-- Dataset records start --
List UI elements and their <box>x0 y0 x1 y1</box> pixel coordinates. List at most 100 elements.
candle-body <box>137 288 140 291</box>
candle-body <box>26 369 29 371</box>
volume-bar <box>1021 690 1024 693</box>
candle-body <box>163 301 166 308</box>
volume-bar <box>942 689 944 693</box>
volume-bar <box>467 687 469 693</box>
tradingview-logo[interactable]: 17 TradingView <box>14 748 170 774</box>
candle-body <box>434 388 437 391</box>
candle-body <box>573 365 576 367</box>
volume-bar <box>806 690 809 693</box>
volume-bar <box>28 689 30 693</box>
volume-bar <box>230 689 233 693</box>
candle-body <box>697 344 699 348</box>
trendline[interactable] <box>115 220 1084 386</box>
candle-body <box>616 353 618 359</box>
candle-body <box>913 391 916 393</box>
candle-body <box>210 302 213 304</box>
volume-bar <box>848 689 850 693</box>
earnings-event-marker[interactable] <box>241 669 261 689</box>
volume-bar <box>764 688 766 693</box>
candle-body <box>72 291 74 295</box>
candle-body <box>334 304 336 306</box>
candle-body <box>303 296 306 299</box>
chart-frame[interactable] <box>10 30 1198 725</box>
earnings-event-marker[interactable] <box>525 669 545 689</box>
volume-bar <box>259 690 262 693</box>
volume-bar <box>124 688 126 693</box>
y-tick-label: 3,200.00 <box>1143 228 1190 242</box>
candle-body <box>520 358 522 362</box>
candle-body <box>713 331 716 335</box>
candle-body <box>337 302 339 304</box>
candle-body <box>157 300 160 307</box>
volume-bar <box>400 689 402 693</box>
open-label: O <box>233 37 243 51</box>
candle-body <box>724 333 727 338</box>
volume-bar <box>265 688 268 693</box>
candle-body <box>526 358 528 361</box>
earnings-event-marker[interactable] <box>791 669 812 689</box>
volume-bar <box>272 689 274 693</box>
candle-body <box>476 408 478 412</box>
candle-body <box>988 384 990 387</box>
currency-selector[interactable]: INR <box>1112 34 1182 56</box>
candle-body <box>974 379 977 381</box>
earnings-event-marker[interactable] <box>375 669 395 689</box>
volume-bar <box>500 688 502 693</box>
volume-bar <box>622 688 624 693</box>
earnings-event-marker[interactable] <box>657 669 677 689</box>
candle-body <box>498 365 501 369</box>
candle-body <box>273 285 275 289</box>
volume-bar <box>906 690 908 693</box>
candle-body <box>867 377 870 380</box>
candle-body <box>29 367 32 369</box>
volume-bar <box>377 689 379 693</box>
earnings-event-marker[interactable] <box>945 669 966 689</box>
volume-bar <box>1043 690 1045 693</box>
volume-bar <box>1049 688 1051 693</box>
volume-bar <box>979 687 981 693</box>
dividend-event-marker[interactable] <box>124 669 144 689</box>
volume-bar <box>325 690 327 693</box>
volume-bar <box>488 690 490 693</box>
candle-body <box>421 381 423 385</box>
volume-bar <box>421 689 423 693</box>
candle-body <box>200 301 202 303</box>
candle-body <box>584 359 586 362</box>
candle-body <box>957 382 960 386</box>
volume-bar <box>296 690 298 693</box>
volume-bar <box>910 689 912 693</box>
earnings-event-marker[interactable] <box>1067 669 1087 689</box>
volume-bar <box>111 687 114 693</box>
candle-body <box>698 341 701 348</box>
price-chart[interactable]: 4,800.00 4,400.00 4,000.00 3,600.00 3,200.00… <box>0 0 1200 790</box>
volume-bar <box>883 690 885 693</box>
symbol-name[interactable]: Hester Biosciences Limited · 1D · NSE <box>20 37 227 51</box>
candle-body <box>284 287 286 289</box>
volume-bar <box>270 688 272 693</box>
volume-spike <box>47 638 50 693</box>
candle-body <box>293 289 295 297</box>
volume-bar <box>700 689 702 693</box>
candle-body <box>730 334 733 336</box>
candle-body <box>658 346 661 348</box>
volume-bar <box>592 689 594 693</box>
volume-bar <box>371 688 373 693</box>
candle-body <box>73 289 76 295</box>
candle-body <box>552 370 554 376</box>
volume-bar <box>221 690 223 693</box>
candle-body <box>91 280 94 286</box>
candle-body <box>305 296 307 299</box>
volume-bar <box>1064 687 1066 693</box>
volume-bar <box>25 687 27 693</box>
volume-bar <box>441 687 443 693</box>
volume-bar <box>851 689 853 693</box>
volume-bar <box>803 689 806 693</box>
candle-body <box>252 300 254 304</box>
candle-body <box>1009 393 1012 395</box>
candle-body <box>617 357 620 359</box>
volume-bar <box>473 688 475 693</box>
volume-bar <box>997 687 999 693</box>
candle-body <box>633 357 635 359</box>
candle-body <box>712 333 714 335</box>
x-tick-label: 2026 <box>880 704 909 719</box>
-- Dataset records end --
Exercise brief:
Extract every line from the items above and reproduce each one verbatim, keeping the original order.

Solution:
List UI elements and their <box>x0 y0 x1 y1</box> pixel coordinates. List at most 100 elements.
candle-body <box>137 288 140 291</box>
candle-body <box>26 369 29 371</box>
volume-bar <box>1021 690 1024 693</box>
candle-body <box>163 301 166 308</box>
volume-bar <box>942 689 944 693</box>
volume-bar <box>467 687 469 693</box>
tradingview-logo[interactable]: 17 TradingView <box>14 748 170 774</box>
candle-body <box>434 388 437 391</box>
candle-body <box>573 365 576 367</box>
volume-bar <box>806 690 809 693</box>
volume-bar <box>28 689 30 693</box>
volume-bar <box>230 689 233 693</box>
candle-body <box>697 344 699 348</box>
trendline[interactable] <box>115 220 1084 386</box>
candle-body <box>616 353 618 359</box>
candle-body <box>913 391 916 393</box>
candle-body <box>210 302 213 304</box>
volume-bar <box>848 689 850 693</box>
earnings-event-marker[interactable] <box>241 669 261 689</box>
volume-bar <box>764 688 766 693</box>
candle-body <box>72 291 74 295</box>
candle-body <box>334 304 336 306</box>
candle-body <box>303 296 306 299</box>
chart-frame[interactable] <box>10 30 1198 725</box>
earnings-event-marker[interactable] <box>525 669 545 689</box>
volume-bar <box>259 690 262 693</box>
volume-bar <box>124 688 126 693</box>
y-tick-label: 3,200.00 <box>1143 228 1190 242</box>
candle-body <box>520 358 522 362</box>
candle-body <box>713 331 716 335</box>
candle-body <box>337 302 339 304</box>
candle-body <box>157 300 160 307</box>
volume-bar <box>400 689 402 693</box>
open-label: O <box>233 37 243 51</box>
candle-body <box>724 333 727 338</box>
volume-bar <box>265 688 268 693</box>
candle-body <box>526 358 528 361</box>
earnings-event-marker[interactable] <box>791 669 812 689</box>
volume-bar <box>272 689 274 693</box>
candle-body <box>476 408 478 412</box>
candle-body <box>988 384 990 387</box>
currency-selector[interactable]: INR <box>1112 34 1182 56</box>
candle-body <box>974 379 977 381</box>
earnings-event-marker[interactable] <box>375 669 395 689</box>
volume-bar <box>500 688 502 693</box>
volume-bar <box>622 688 624 693</box>
earnings-event-marker[interactable] <box>657 669 677 689</box>
candle-body <box>498 365 501 369</box>
candle-body <box>273 285 275 289</box>
volume-bar <box>906 690 908 693</box>
candle-body <box>867 377 870 380</box>
candle-body <box>29 367 32 369</box>
volume-bar <box>377 689 379 693</box>
earnings-event-marker[interactable] <box>945 669 966 689</box>
volume-bar <box>1043 690 1045 693</box>
volume-bar <box>1049 688 1051 693</box>
volume-bar <box>979 687 981 693</box>
dividend-event-marker[interactable] <box>124 669 144 689</box>
volume-bar <box>325 690 327 693</box>
volume-bar <box>488 690 490 693</box>
candle-body <box>421 381 423 385</box>
volume-bar <box>421 689 423 693</box>
candle-body <box>200 301 202 303</box>
candle-body <box>584 359 586 362</box>
candle-body <box>957 382 960 386</box>
volume-bar <box>296 690 298 693</box>
volume-bar <box>910 689 912 693</box>
earnings-event-marker[interactable] <box>1067 669 1087 689</box>
volume-bar <box>111 687 114 693</box>
candle-body <box>698 341 701 348</box>
price-chart[interactable]: 4,800.00 4,400.00 4,000.00 3,600.00 3,200.00… <box>0 0 1200 790</box>
volume-bar <box>883 690 885 693</box>
symbol-name[interactable]: Hester Biosciences Limited · 1D · NSE <box>20 37 227 51</box>
candle-body <box>284 287 286 289</box>
volume-bar <box>270 688 272 693</box>
volume-spike <box>47 638 50 693</box>
candle-body <box>293 289 295 297</box>
volume-bar <box>700 689 702 693</box>
candle-body <box>730 334 733 336</box>
candle-body <box>658 346 661 348</box>
volume-bar <box>592 689 594 693</box>
volume-bar <box>371 688 373 693</box>
candle-body <box>73 289 76 295</box>
candle-body <box>552 370 554 376</box>
volume-bar <box>221 690 223 693</box>
candle-body <box>91 280 94 286</box>
candle-body <box>305 296 307 299</box>
volume-bar <box>1064 687 1066 693</box>
volume-bar <box>25 687 27 693</box>
volume-bar <box>441 687 443 693</box>
volume-bar <box>851 689 853 693</box>
volume-bar <box>803 689 806 693</box>
candle-body <box>252 300 254 304</box>
candle-body <box>1009 393 1012 395</box>
candle-body <box>617 357 620 359</box>
volume-bar <box>473 688 475 693</box>
volume-bar <box>997 687 999 693</box>
candle-body <box>633 357 635 359</box>
candle-body <box>712 333 714 335</box>
x-tick-label: 2026 <box>880 704 909 719</box>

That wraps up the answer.